* **Data shown**:
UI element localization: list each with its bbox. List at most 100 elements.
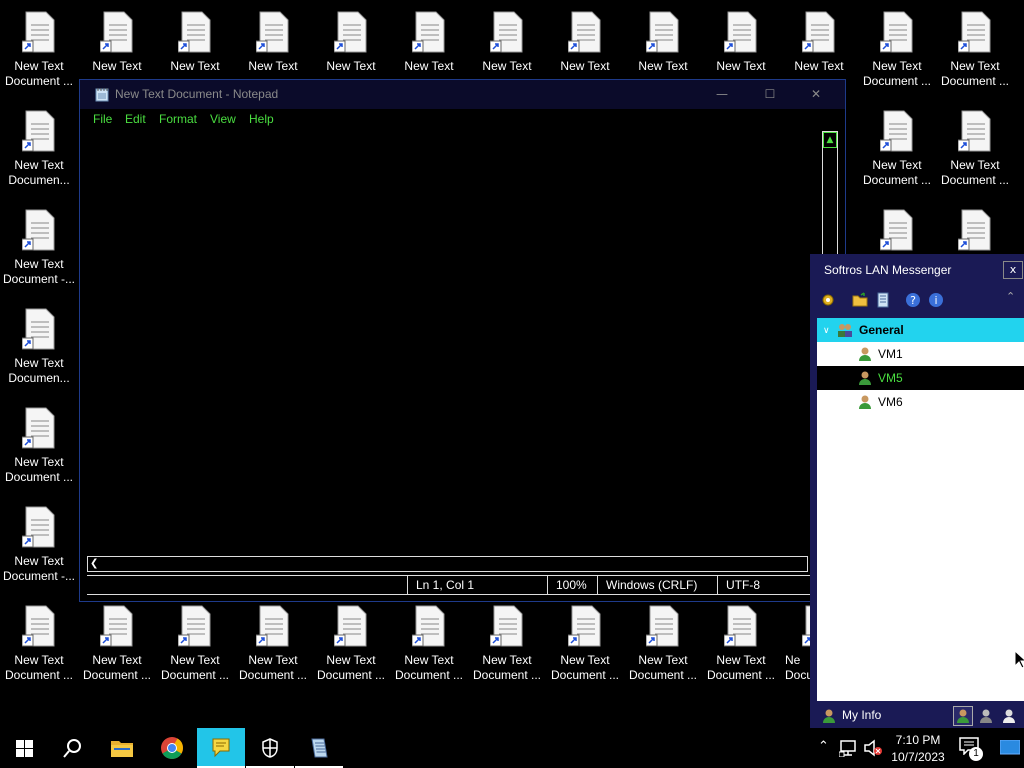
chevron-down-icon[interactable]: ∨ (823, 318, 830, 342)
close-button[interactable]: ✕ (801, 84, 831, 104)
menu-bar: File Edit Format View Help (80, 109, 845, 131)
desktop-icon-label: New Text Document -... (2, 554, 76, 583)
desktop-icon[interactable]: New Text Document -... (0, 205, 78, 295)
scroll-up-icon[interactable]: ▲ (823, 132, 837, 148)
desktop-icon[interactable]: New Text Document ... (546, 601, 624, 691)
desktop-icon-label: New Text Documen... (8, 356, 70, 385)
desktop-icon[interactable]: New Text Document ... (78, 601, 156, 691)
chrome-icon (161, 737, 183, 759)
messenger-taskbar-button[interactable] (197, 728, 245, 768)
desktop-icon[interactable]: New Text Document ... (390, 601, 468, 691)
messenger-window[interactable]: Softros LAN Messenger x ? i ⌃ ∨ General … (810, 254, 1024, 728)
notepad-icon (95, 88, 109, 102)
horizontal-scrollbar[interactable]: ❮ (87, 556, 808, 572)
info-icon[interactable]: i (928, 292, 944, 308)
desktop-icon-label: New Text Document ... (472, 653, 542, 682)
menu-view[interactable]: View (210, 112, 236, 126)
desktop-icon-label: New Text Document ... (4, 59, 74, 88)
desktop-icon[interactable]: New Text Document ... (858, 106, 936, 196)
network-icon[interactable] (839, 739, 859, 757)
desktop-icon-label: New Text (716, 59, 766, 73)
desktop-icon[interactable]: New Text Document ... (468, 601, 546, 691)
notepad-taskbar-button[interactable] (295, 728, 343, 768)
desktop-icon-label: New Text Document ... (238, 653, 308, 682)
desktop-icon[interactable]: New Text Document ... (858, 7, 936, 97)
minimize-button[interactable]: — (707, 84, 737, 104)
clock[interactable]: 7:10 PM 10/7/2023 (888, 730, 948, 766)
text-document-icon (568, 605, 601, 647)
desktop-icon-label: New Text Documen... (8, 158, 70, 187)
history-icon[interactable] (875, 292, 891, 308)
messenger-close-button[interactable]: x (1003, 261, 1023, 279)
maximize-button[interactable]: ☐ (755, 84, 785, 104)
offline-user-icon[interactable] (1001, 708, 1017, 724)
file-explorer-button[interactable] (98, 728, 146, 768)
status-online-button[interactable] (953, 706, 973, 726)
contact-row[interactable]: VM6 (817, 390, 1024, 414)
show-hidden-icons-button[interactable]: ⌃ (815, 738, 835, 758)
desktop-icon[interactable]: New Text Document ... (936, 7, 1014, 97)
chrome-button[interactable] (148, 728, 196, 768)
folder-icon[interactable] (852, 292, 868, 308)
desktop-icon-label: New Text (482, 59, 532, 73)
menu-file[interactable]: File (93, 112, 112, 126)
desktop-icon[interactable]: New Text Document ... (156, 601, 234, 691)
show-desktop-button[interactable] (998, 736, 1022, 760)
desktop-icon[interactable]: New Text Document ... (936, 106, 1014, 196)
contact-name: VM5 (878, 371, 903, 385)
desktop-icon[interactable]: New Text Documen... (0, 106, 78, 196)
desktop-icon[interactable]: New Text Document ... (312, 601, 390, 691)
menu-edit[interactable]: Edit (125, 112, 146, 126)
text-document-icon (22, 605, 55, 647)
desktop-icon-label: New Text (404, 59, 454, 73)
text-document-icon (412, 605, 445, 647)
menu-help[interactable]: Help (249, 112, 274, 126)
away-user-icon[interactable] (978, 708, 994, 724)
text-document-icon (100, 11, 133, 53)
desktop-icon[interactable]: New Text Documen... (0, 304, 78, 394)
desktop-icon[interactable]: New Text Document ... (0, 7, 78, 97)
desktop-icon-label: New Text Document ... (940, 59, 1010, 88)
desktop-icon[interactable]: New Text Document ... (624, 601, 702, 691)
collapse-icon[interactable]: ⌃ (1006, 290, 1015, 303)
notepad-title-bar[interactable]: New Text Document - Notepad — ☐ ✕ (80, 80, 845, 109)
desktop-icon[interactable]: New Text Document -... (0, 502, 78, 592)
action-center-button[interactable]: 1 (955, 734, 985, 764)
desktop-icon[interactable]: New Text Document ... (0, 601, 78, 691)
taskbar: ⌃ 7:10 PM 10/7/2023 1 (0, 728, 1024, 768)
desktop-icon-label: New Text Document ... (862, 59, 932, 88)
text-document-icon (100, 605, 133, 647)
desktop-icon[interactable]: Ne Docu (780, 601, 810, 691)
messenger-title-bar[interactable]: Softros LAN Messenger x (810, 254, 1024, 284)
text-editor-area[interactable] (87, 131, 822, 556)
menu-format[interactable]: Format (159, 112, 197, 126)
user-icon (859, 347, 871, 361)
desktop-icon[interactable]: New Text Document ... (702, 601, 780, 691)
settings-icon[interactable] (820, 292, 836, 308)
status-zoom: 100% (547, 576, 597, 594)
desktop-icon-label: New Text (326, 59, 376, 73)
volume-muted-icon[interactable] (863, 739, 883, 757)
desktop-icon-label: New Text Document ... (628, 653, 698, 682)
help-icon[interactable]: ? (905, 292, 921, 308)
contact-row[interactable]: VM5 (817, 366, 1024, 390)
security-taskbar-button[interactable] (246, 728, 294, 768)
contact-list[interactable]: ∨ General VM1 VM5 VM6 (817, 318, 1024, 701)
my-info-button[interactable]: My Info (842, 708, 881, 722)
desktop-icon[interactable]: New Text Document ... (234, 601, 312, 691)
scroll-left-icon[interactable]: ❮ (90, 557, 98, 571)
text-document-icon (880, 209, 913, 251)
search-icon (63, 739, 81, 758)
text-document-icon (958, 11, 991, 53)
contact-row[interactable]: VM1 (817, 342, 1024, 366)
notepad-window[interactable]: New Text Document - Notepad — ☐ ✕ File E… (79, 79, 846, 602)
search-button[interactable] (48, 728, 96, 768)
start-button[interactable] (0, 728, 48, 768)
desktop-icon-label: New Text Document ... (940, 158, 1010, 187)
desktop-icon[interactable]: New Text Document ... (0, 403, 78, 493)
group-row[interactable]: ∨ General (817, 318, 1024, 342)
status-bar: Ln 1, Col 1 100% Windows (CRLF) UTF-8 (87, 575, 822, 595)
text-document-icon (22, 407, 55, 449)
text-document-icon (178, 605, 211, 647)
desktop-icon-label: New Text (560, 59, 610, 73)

* **Your goal**:
Could you rewrite all of the data above with "text-document-icon" renamed to "txt-file-icon" everywhere, leaving every other part unchanged? Please omit the pictures from your answer.

* **Result of this task**:
UI element localization: list each with its bbox. List at most 100 elements.
chevron-down-icon[interactable]: ∨ (823, 318, 830, 342)
close-button[interactable]: ✕ (801, 84, 831, 104)
menu-bar: File Edit Format View Help (80, 109, 845, 131)
desktop-icon-label: New Text Document -... (2, 554, 76, 583)
desktop-icon[interactable]: New Text Document -... (0, 205, 78, 295)
scroll-up-icon[interactable]: ▲ (823, 132, 837, 148)
desktop-icon[interactable]: New Text Document ... (546, 601, 624, 691)
desktop-icon-label: New Text Documen... (8, 356, 70, 385)
desktop-icon[interactable]: New Text Document ... (78, 601, 156, 691)
chrome-icon (161, 737, 183, 759)
messenger-taskbar-button[interactable] (197, 728, 245, 768)
desktop-icon[interactable]: New Text Document ... (390, 601, 468, 691)
messenger-window[interactable]: Softros LAN Messenger x ? i ⌃ ∨ General … (810, 254, 1024, 728)
notepad-icon (95, 88, 109, 102)
horizontal-scrollbar[interactable]: ❮ (87, 556, 808, 572)
info-icon[interactable]: i (928, 292, 944, 308)
desktop-icon-label: New Text Document ... (472, 653, 542, 682)
menu-view[interactable]: View (210, 112, 236, 126)
desktop-icon-label: New Text Document ... (4, 59, 74, 88)
desktop-icon[interactable]: New Text Document ... (858, 106, 936, 196)
network-icon[interactable] (839, 739, 859, 757)
desktop-icon-label: New Text (716, 59, 766, 73)
desktop-icon[interactable]: New Text Document ... (468, 601, 546, 691)
notepad-taskbar-button[interactable] (295, 728, 343, 768)
desktop-icon-label: New Text Document ... (238, 653, 308, 682)
desktop-icon[interactable]: New Text Document ... (858, 7, 936, 97)
minimize-button[interactable]: — (707, 84, 737, 104)
clock[interactable]: 7:10 PM 10/7/2023 (888, 730, 948, 766)
txt-file-icon (568, 605, 601, 647)
desktop-icon-label: New Text Documen... (8, 158, 70, 187)
history-icon[interactable] (875, 292, 891, 308)
messenger-close-button[interactable]: x (1003, 261, 1023, 279)
maximize-button[interactable]: ☐ (755, 84, 785, 104)
offline-user-icon[interactable] (1001, 708, 1017, 724)
file-explorer-button[interactable] (98, 728, 146, 768)
status-online-button[interactable] (953, 706, 973, 726)
contact-row[interactable]: VM6 (817, 390, 1024, 414)
show-hidden-icons-button[interactable]: ⌃ (815, 738, 835, 758)
desktop-icon[interactable]: New Text Document ... (936, 7, 1014, 97)
chrome-button[interactable] (148, 728, 196, 768)
folder-icon[interactable] (852, 292, 868, 308)
desktop-icon-label: New Text (482, 59, 532, 73)
menu-file[interactable]: File (93, 112, 112, 126)
desktop-icon[interactable]: New Text Document ... (156, 601, 234, 691)
show-desktop-button[interactable] (998, 736, 1022, 760)
desktop-icon[interactable]: New Text Document ... (936, 106, 1014, 196)
contact-name: VM5 (878, 371, 903, 385)
desktop-icon[interactable]: New Text Documen... (0, 106, 78, 196)
desktop-icon[interactable]: New Text Document ... (312, 601, 390, 691)
menu-edit[interactable]: Edit (125, 112, 146, 126)
txt-file-icon (22, 605, 55, 647)
desktop-icon-label: New Text (404, 59, 454, 73)
txt-file-icon (412, 605, 445, 647)
menu-help[interactable]: Help (249, 112, 274, 126)
away-user-icon[interactable] (978, 708, 994, 724)
txt-file-icon (100, 11, 133, 53)
desktop-icon[interactable]: New Text Documen... (0, 304, 78, 394)
desktop-icon[interactable]: New Text Document ... (0, 7, 78, 97)
desktop-icon-label: New Text Document ... (940, 59, 1010, 88)
desktop-icon[interactable]: New Text Document ... (624, 601, 702, 691)
collapse-icon[interactable]: ⌃ (1006, 290, 1015, 303)
notepad-title-bar[interactable]: New Text Document - Notepad — ☐ ✕ (80, 80, 845, 109)
desktop-icon[interactable]: New Text Document -... (0, 502, 78, 592)
action-center-button[interactable]: 1 (955, 734, 985, 764)
desktop-icon[interactable]: New Text Document ... (0, 601, 78, 691)
taskbar: ⌃ 7:10 PM 10/7/2023 1 (0, 728, 1024, 768)
desktop-icon-label: New Text Document ... (862, 59, 932, 88)
txt-file-icon (100, 605, 133, 647)
desktop-icon[interactable]: Ne Docu (780, 601, 810, 691)
messenger-title-bar[interactable]: Softros LAN Messenger x (810, 254, 1024, 284)
text-editor-area[interactable] (87, 131, 822, 556)
menu-format[interactable]: Format (159, 112, 197, 126)
user-icon (859, 347, 871, 361)
desktop-icon[interactable]: New Text Document ... (702, 601, 780, 691)
settings-icon[interactable] (820, 292, 836, 308)
status-zoom: 100% (547, 576, 597, 594)
desktop-icon-label: New Text (326, 59, 376, 73)
volume-muted-icon[interactable] (863, 739, 883, 757)
desktop-icon-label: New Text Document ... (628, 653, 698, 682)
help-icon[interactable]: ? (905, 292, 921, 308)
contact-row[interactable]: VM5 (817, 366, 1024, 390)
security-taskbar-button[interactable] (246, 728, 294, 768)
contact-list[interactable]: ∨ General VM1 VM5 VM6 (817, 318, 1024, 701)
my-info-button[interactable]: My Info (842, 708, 881, 722)
desktop-icon[interactable]: New Text Document ... (234, 601, 312, 691)
scroll-left-icon[interactable]: ❮ (90, 557, 98, 571)
txt-file-icon (880, 209, 913, 251)
search-icon (63, 739, 81, 758)
txt-file-icon (958, 11, 991, 53)
contact-row[interactable]: VM1 (817, 342, 1024, 366)
notepad-window[interactable]: New Text Document - Notepad — ☐ ✕ File E… (79, 79, 846, 602)
search-button[interactable] (48, 728, 96, 768)
start-button[interactable] (0, 728, 48, 768)
desktop-icon-label: New Text Document ... (940, 158, 1010, 187)
desktop-icon[interactable]: New Text Document ... (0, 403, 78, 493)
group-row[interactable]: ∨ General (817, 318, 1024, 342)
status-bar: Ln 1, Col 1 100% Windows (CRLF) UTF-8 (87, 575, 822, 595)
txt-file-icon (22, 407, 55, 449)
txt-file-icon (178, 605, 211, 647)
desktop-icon-label: New Text (560, 59, 610, 73)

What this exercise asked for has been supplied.